Count how many lines in the material below hold the word "paper"; the reply is that number alone.

══ Information supplied ══

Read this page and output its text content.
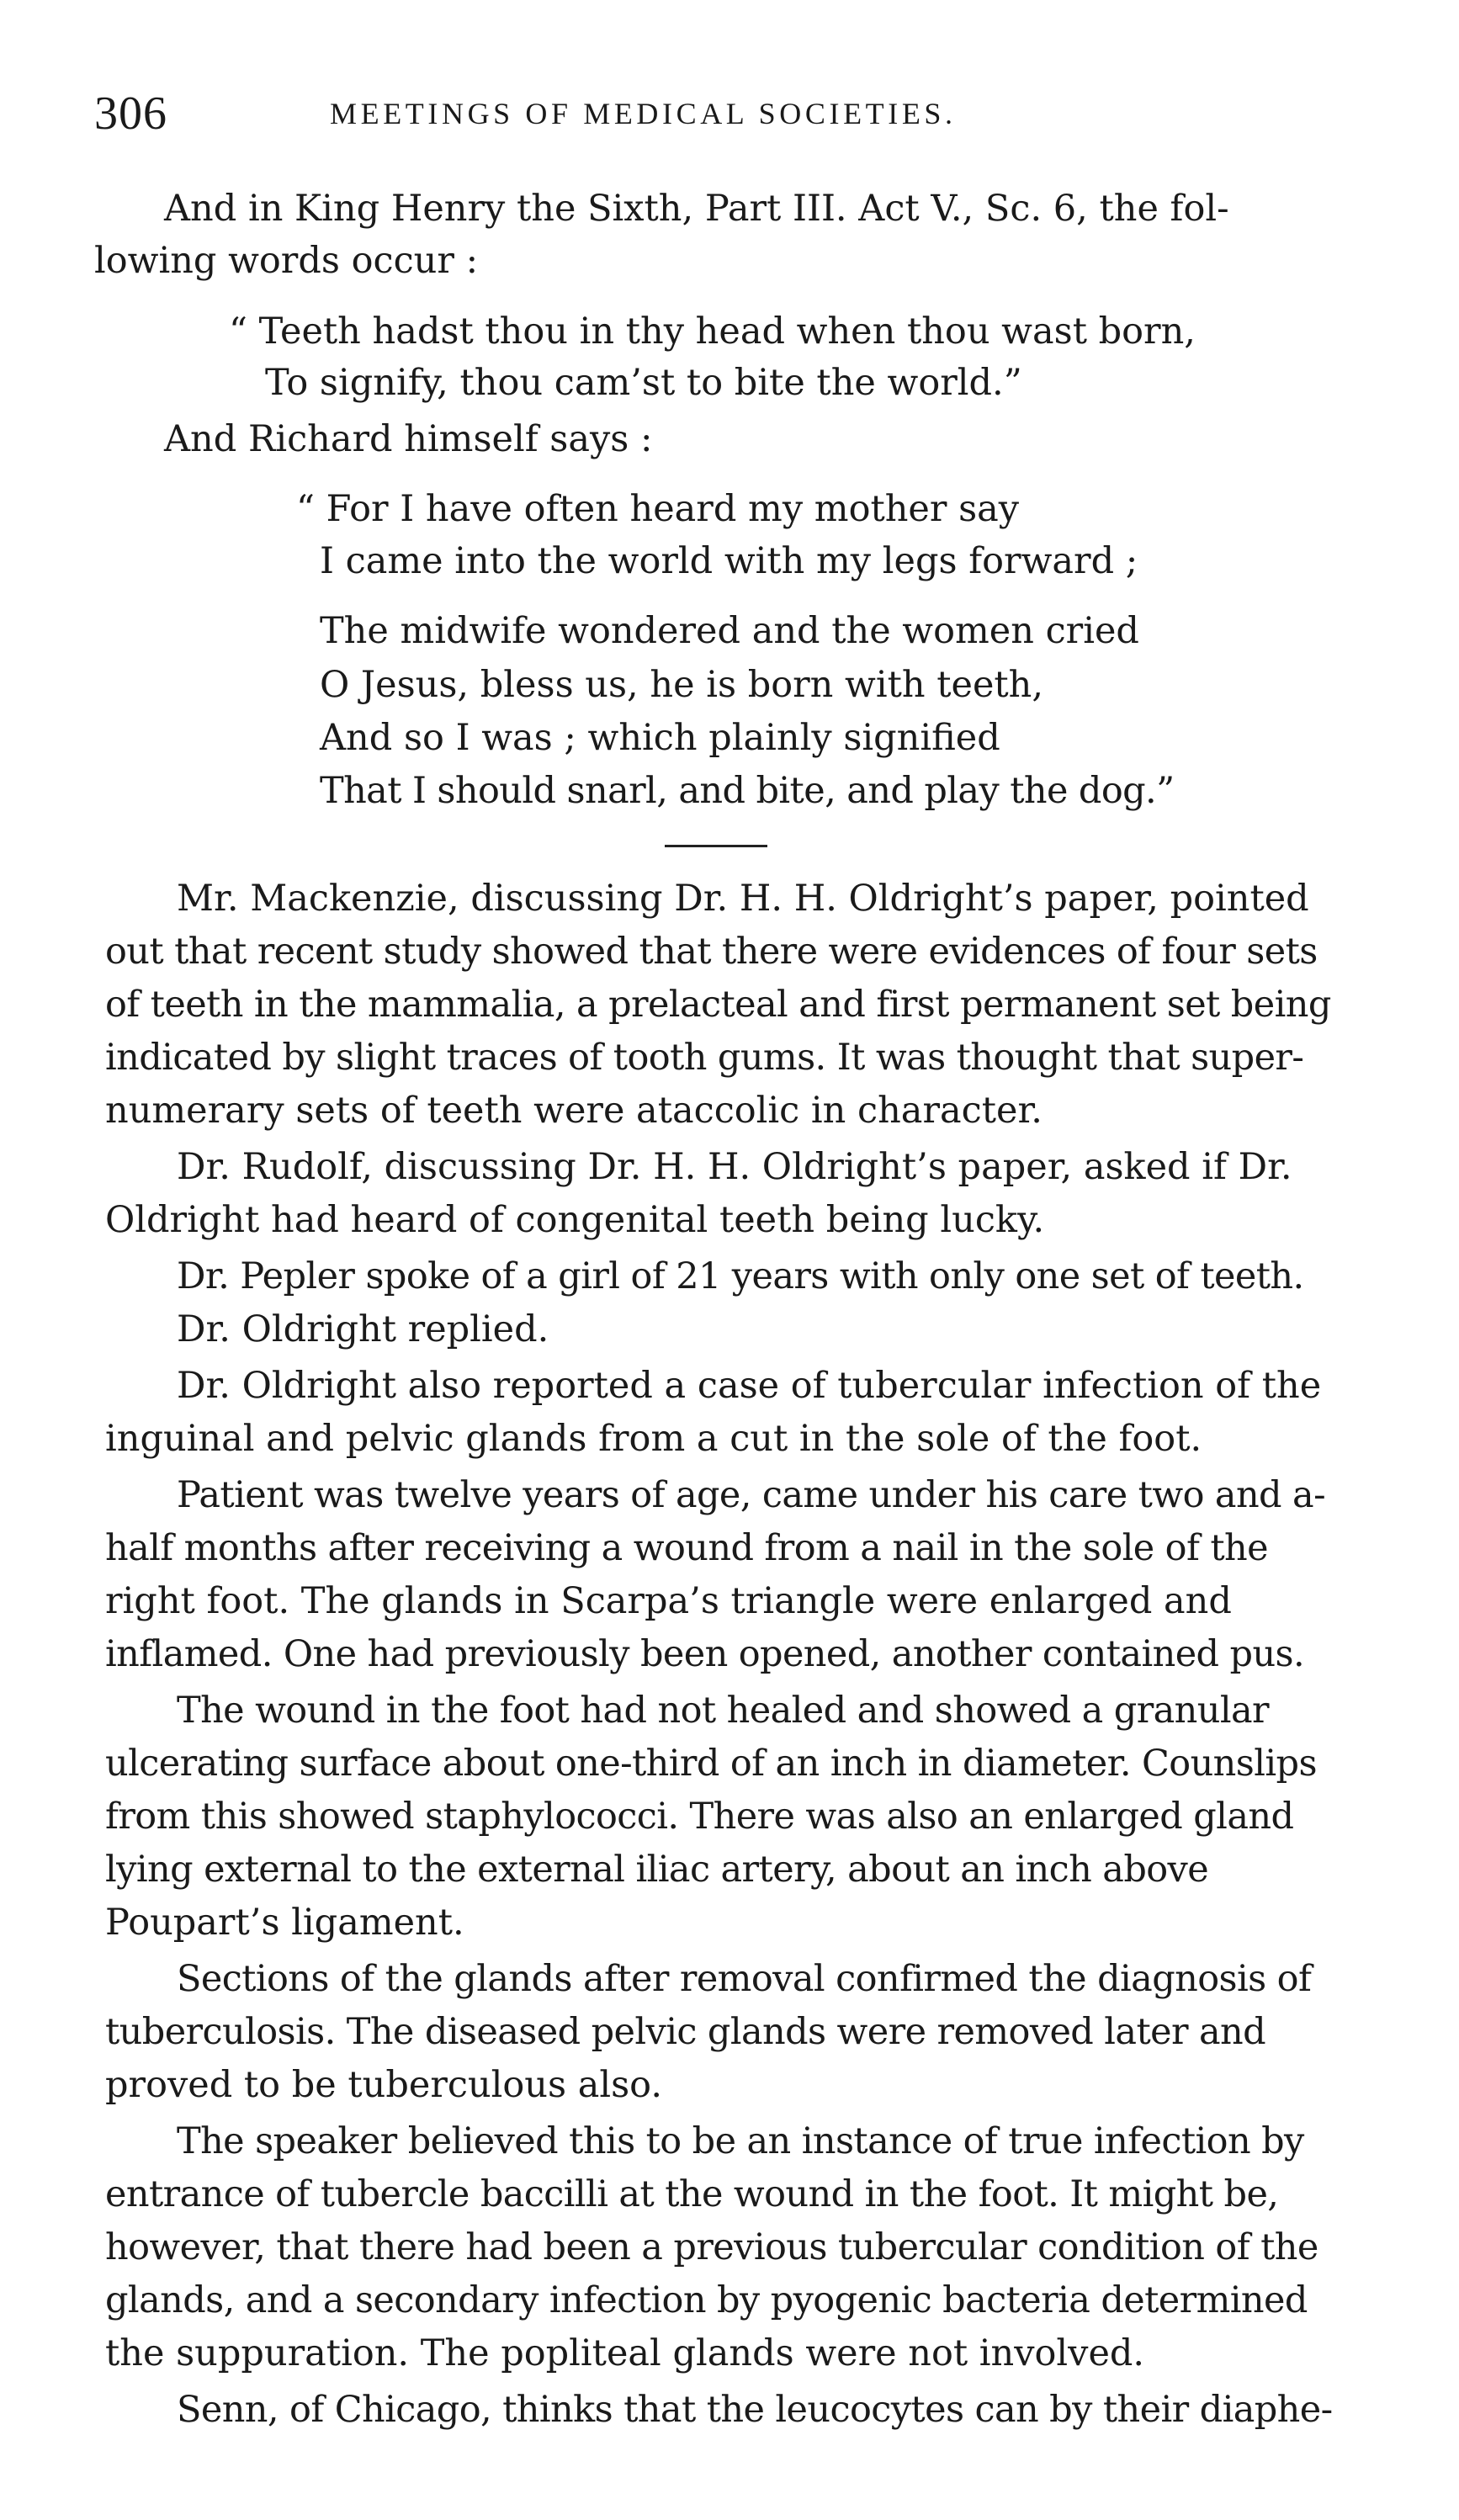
306	MEETINGS OF MEDICAL SOCIETIES.

And in King Henry the Sixth, Part III. Act V., Sc. 6, the fol-

lowing words occur :

“ Teeth hadst thou in thy head when thou wast born,

To signify, thou cam’st to bite the world.”

And Richard himself says :

“ For I have often heard my mother say

I came into the world with my legs forward ;

The midwife wondered and the women cried

O Jesus, bless us, he is born with teeth,

And so I was ; which plainly signified

That I should snarl, and bite, and play the dog.”

Mr. Mackenzie, discussing Dr. H. H. Oldright’s paper, pointed

out that recent study showed that there were evidences of four sets

of teeth in the mammalia, a prelacteal and first permanent set being

indicated by slight traces of tooth gums. It was thought that super-

numerary sets of teeth were ataccolic in character.

Dr. Rudolf, discussing Dr. H. H. Oldright’s paper, asked if Dr.

Oldright had heard of congenital teeth being lucky.

Dr. Pepler spoke of a girl of 21 years with only one set of teeth.

Dr. Oldright replied.

Dr. Oldright also reported a case of tubercular infection of the

inguinal and pelvic glands from a cut in the sole of the foot.

Patient was twelve years of age, came under his care two and a-

half months after receiving a wound from a nail in the sole of the

right foot. The glands in Scarpa’s triangle were enlarged and

inflamed. One had previously been opened, another contained pus.

The wound in the foot had not healed and showed a granular

ulcerating surface about one-third of an inch in diameter. Counslips

from this showed staphylococci. There was also an enlarged gland

lying external to the external iliac artery, about an inch above

Poupart’s ligament.

Sections of the glands after removal confirmed the diagnosis of

tuberculosis. The diseased pelvic glands were removed later and

proved to be tuberculous also.

The speaker believed this to be an instance of true infection by

entrance of tubercle baccilli at the wound in the foot. It might be,

however, that there had been a previous tubercular condition of the

glands, and a secondary infection by pyogenic bacteria determined

the suppuration. The popliteal glands were not involved.

Senn, of Chicago, thinks that the leucocytes can by their diaphe-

═══

Answer:
2